- Task requirements -
In the entries below, how many lines hold the string "heavily"? Give only the number.
START Records for this task
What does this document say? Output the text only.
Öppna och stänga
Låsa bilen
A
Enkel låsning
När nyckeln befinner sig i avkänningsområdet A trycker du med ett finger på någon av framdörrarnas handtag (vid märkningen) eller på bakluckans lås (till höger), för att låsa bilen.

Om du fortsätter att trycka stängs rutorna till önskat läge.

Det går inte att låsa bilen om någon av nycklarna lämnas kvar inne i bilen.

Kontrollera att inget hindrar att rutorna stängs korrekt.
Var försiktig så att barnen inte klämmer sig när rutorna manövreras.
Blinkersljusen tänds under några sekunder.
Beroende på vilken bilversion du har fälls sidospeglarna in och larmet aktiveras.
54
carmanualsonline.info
END Records for this task
START Records for this task
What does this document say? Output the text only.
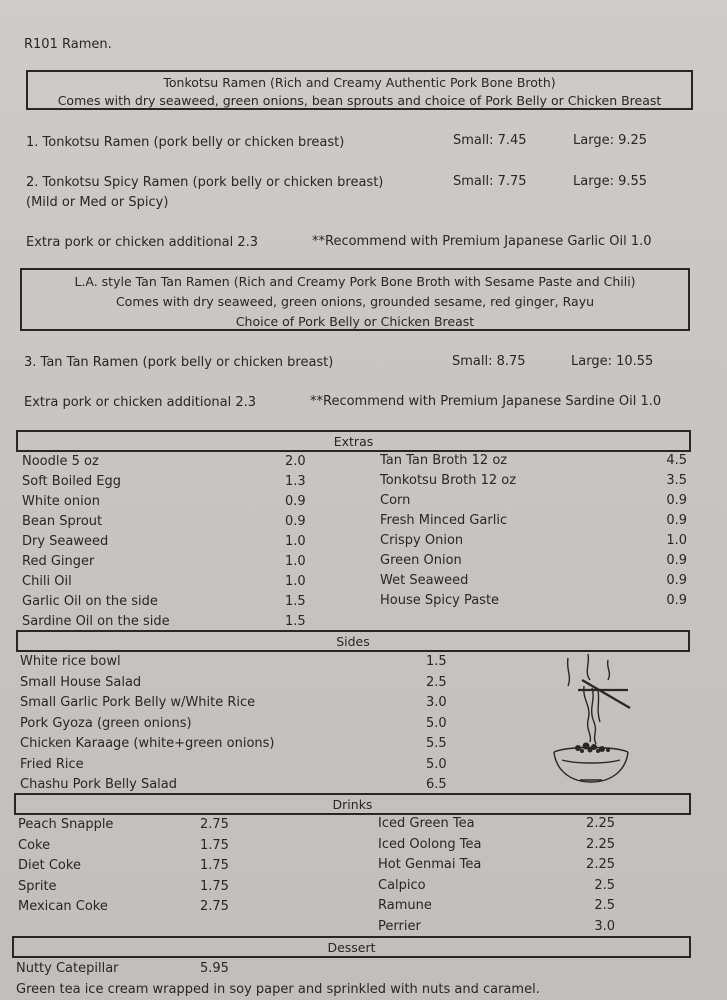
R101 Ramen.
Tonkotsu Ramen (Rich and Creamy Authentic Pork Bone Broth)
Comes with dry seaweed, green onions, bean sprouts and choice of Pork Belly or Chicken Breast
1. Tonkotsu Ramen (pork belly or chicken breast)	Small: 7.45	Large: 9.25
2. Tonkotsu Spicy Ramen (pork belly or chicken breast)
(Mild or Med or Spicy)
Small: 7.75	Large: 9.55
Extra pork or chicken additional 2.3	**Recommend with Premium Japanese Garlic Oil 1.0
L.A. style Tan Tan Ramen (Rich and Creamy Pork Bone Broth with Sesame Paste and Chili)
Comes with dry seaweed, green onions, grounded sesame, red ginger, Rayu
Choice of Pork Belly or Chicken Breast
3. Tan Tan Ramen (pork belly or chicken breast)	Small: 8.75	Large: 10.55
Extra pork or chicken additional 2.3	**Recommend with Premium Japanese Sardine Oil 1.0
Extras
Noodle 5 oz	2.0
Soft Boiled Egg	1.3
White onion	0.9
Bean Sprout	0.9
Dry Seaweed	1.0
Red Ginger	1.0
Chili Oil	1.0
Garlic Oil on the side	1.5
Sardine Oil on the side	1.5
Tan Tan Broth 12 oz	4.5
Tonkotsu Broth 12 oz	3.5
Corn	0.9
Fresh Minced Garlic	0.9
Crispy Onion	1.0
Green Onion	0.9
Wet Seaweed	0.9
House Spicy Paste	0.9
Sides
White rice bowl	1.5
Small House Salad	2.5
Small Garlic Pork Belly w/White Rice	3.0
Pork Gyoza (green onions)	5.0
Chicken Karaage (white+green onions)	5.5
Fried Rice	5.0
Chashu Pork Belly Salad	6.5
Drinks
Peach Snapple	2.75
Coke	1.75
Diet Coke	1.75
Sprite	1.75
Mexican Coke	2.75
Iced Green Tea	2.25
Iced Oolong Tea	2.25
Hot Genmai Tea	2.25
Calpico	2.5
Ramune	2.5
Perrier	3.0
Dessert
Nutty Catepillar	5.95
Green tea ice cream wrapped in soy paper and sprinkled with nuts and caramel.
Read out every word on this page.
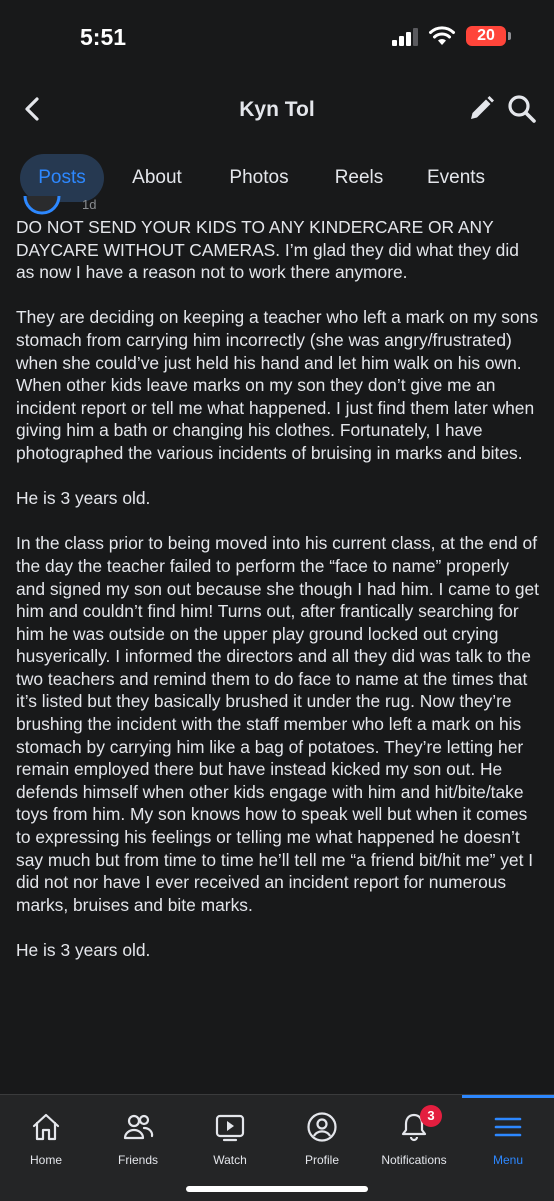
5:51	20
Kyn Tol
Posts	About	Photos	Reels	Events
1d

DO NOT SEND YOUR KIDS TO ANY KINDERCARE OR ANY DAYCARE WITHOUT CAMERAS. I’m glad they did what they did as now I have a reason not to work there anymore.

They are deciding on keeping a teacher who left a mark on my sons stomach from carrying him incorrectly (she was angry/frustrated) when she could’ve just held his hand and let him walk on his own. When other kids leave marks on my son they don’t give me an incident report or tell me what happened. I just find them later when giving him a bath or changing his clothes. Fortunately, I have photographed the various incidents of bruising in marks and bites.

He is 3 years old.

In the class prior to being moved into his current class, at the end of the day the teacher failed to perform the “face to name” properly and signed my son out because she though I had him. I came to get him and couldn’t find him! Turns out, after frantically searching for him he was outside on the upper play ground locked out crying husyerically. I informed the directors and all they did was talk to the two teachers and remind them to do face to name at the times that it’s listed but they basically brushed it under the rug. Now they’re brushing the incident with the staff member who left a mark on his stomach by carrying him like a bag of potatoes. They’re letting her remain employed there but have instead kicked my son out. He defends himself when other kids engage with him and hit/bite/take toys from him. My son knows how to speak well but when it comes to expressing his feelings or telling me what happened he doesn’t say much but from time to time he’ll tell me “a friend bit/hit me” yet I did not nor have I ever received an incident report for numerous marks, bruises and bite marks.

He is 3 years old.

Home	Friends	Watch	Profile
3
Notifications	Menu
END Records for this task
START Records for this task
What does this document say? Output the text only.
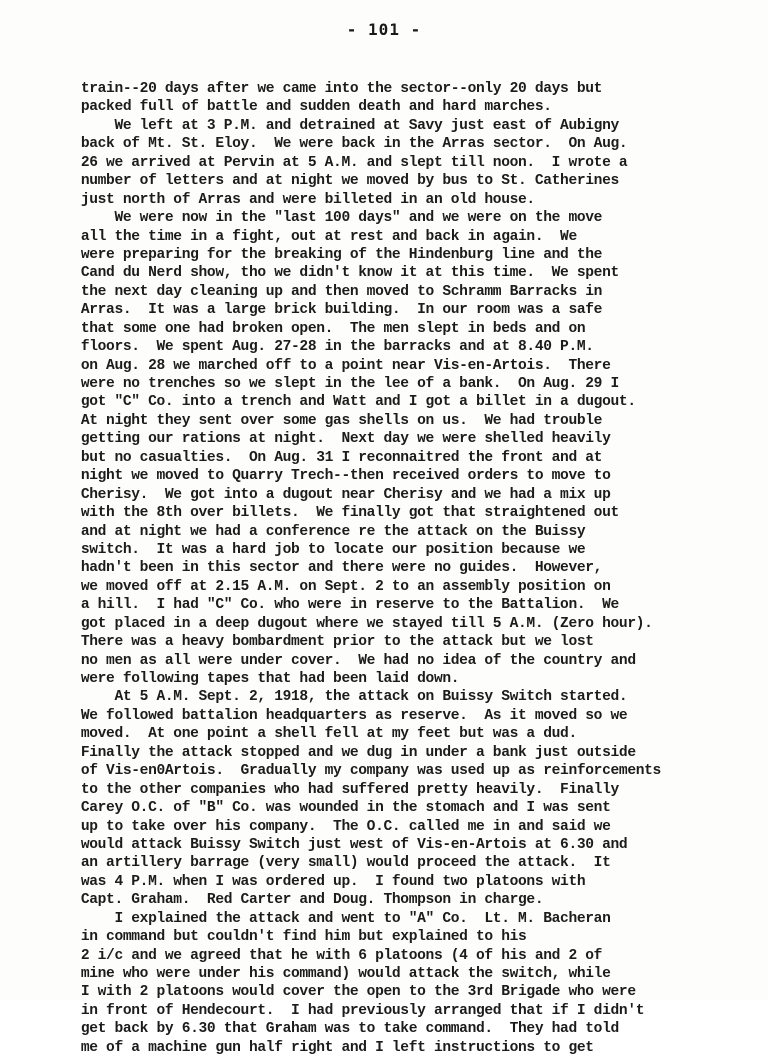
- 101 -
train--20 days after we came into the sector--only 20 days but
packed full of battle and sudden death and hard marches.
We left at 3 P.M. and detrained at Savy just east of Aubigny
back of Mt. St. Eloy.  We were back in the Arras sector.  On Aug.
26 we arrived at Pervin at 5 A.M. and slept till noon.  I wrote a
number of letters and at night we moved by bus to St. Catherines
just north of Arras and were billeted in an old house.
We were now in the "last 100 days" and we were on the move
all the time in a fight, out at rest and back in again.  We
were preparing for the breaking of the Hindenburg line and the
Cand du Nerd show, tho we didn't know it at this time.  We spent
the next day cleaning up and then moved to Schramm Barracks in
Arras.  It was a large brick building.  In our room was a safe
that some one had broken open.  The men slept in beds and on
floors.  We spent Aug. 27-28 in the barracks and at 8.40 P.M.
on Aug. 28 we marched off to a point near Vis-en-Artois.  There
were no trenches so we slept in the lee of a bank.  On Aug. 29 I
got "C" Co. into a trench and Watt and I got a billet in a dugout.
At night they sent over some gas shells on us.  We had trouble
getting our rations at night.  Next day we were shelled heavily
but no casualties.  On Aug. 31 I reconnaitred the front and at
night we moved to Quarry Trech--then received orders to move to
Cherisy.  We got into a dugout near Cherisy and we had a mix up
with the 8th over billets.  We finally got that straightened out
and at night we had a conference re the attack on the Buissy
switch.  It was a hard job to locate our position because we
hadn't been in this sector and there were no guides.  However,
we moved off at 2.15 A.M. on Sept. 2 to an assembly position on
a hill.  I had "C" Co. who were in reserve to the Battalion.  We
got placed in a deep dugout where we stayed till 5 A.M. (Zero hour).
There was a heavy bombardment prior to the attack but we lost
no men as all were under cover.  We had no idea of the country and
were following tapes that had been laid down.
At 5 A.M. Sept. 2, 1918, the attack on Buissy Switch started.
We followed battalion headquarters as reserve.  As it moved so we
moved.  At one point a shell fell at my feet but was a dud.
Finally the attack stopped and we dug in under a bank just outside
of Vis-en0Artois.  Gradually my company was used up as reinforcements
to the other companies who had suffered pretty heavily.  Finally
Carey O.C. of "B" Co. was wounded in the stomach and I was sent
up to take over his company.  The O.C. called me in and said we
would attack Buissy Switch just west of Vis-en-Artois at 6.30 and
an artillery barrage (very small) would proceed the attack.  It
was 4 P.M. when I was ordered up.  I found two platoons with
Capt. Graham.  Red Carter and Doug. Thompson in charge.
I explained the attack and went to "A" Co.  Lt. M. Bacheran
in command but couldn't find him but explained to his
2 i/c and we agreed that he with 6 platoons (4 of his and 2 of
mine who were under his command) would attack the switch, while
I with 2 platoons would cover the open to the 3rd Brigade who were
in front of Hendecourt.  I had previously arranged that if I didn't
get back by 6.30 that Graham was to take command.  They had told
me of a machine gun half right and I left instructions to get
END Records for this task
- Result -
2